#### JOB
Identify each line below containing the string "private" and copy it.

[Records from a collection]
<<<<

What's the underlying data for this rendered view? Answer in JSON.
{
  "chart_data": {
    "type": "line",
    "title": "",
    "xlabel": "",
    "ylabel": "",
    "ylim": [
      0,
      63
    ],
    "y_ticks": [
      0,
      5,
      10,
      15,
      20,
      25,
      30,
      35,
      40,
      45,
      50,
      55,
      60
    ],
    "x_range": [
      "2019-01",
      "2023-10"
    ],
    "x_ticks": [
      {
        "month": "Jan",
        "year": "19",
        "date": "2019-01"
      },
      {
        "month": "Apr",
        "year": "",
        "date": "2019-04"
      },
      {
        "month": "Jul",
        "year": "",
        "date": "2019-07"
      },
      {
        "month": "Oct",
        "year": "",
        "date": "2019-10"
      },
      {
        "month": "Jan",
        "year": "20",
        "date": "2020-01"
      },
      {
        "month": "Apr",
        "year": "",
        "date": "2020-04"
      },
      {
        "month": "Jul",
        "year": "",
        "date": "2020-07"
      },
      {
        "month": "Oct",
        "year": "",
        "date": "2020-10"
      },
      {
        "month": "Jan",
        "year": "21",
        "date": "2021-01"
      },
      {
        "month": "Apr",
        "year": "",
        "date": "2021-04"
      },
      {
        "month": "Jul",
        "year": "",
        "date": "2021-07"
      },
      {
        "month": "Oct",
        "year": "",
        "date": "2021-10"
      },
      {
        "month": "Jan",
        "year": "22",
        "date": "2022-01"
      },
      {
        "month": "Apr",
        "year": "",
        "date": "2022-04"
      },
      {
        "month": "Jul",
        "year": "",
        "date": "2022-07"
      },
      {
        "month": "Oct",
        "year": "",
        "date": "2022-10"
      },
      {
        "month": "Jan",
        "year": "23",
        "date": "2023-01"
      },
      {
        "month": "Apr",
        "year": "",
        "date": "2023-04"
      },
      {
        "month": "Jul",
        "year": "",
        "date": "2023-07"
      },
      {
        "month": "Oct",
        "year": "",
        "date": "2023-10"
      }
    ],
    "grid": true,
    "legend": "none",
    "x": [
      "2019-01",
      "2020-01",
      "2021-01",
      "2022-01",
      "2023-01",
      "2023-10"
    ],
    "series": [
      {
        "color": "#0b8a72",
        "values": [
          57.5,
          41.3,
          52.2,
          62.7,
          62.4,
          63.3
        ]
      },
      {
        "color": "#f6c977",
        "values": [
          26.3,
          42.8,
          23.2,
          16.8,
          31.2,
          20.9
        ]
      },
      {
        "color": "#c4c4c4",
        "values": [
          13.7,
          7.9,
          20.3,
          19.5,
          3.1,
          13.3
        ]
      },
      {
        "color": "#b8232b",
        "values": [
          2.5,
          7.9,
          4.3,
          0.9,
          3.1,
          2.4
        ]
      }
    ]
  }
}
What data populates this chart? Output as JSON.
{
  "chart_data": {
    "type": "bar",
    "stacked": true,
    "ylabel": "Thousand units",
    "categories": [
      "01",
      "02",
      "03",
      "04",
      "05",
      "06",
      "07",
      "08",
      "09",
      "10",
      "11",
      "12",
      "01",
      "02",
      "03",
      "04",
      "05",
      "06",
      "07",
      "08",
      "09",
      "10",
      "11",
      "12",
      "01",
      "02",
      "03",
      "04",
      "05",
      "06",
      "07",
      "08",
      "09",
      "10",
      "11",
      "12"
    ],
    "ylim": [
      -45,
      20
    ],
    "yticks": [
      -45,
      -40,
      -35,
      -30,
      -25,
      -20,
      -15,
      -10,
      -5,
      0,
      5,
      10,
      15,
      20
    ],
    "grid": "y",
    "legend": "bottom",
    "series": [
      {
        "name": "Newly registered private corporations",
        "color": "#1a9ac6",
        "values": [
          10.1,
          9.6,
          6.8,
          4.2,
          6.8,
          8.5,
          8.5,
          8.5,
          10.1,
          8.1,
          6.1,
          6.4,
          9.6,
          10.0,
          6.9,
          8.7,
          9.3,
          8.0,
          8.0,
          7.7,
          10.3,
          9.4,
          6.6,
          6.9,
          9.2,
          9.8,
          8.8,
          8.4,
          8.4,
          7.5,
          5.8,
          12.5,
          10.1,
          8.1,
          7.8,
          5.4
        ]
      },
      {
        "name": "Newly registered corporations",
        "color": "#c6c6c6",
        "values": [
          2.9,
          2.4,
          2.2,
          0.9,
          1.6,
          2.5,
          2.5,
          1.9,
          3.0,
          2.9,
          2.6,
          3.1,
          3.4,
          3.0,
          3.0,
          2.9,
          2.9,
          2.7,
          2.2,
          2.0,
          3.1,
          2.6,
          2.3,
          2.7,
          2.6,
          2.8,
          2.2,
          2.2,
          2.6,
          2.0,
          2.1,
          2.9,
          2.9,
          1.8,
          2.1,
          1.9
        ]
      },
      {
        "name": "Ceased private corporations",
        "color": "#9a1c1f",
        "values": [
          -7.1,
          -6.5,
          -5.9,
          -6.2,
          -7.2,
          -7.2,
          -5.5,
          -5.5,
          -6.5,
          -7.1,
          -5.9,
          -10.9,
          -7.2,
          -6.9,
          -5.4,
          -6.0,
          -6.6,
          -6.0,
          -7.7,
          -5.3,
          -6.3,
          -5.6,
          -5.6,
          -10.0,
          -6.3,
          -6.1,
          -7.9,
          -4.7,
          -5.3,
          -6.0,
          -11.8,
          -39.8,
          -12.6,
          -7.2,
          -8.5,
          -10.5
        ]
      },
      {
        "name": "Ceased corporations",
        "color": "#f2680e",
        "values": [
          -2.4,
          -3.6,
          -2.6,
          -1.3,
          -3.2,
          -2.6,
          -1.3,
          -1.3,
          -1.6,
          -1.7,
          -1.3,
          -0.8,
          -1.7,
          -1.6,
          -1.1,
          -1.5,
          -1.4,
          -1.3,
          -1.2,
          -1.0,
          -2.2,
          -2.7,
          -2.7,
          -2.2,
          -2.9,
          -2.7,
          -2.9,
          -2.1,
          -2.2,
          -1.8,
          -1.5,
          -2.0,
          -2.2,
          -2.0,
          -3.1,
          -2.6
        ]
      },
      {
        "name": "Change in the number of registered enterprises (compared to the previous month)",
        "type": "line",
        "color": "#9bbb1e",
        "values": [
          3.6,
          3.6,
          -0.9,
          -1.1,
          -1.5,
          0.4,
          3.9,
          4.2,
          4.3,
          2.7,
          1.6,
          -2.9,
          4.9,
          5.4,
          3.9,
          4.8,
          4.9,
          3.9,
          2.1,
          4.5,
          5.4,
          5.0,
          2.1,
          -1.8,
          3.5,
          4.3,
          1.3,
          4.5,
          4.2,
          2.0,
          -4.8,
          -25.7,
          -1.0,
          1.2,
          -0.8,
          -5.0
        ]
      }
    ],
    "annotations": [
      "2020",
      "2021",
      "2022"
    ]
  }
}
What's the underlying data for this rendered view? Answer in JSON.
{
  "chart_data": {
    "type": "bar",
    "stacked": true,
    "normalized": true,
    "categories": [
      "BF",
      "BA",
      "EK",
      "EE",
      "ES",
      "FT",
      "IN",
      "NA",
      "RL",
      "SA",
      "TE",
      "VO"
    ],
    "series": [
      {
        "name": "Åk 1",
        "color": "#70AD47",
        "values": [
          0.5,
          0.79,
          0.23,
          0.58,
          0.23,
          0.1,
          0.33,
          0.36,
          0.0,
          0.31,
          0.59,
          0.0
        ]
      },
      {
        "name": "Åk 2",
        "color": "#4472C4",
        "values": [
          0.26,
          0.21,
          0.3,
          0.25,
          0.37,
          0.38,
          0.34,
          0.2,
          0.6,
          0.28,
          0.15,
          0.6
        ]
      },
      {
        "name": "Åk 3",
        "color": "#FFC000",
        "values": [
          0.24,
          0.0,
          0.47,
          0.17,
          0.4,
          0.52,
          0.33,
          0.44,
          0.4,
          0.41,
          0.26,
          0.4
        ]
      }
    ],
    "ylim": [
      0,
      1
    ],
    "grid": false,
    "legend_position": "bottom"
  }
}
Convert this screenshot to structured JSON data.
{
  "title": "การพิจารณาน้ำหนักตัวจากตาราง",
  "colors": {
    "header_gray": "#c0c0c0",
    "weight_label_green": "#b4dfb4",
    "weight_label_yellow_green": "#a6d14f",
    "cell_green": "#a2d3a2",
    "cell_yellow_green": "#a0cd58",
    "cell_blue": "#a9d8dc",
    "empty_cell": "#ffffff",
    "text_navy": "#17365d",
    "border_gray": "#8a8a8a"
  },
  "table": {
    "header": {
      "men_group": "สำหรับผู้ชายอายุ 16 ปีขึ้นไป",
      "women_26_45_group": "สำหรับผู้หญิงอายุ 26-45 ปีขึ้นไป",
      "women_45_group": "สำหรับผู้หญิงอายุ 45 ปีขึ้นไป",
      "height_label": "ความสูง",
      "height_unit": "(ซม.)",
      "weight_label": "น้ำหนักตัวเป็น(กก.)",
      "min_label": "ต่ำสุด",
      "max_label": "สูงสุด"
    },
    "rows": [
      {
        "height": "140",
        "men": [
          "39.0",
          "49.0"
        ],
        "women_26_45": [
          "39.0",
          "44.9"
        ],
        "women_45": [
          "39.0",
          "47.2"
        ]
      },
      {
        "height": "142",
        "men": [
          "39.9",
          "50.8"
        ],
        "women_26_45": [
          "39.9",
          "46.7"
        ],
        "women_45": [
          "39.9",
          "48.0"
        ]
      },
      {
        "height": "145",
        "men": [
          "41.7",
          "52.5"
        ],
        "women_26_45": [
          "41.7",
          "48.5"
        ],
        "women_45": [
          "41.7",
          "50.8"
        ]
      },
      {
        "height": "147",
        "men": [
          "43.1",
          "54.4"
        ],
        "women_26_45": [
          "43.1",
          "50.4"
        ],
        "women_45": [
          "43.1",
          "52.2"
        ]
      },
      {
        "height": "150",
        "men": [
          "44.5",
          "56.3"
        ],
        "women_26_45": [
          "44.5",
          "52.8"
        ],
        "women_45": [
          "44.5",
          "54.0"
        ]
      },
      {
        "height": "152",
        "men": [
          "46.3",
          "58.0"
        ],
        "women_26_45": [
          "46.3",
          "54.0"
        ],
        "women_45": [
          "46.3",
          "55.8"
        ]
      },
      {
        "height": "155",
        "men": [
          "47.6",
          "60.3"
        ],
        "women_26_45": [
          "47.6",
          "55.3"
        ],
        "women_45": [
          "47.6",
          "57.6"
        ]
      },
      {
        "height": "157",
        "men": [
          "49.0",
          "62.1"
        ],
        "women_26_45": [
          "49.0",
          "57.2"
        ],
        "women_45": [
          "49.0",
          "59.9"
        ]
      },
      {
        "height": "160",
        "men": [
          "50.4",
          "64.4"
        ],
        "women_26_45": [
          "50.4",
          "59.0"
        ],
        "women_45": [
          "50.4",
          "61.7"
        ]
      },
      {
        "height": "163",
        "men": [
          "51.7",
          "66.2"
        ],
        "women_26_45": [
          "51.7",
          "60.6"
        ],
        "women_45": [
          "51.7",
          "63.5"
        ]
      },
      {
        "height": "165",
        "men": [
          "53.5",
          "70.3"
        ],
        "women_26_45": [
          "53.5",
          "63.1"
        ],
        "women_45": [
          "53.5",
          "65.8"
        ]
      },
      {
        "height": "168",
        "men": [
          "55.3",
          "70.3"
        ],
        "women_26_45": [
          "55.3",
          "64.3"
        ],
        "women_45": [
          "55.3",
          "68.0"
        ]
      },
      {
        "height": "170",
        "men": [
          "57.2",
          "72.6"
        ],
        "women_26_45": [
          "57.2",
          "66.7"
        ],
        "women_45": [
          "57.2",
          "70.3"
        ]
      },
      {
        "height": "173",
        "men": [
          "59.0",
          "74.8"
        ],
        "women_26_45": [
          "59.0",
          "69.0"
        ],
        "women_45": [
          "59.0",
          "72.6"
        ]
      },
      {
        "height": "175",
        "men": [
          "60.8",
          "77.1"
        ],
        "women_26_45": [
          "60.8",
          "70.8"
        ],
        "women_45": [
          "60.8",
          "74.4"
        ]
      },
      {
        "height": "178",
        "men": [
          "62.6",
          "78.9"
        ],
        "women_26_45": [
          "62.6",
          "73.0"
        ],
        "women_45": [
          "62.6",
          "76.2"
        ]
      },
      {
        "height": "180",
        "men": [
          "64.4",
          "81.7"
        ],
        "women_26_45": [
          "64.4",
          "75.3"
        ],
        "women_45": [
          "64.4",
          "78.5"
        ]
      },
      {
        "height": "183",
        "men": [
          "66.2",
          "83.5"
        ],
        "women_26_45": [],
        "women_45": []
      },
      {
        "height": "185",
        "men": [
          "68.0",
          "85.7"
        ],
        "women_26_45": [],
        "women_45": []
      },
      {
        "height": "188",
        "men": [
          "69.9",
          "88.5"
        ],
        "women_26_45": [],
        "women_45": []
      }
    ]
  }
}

>>>>

#### CORRECT RESULT
        "name": "Newly registered private corporations",
        "name": "Ceased private corporations",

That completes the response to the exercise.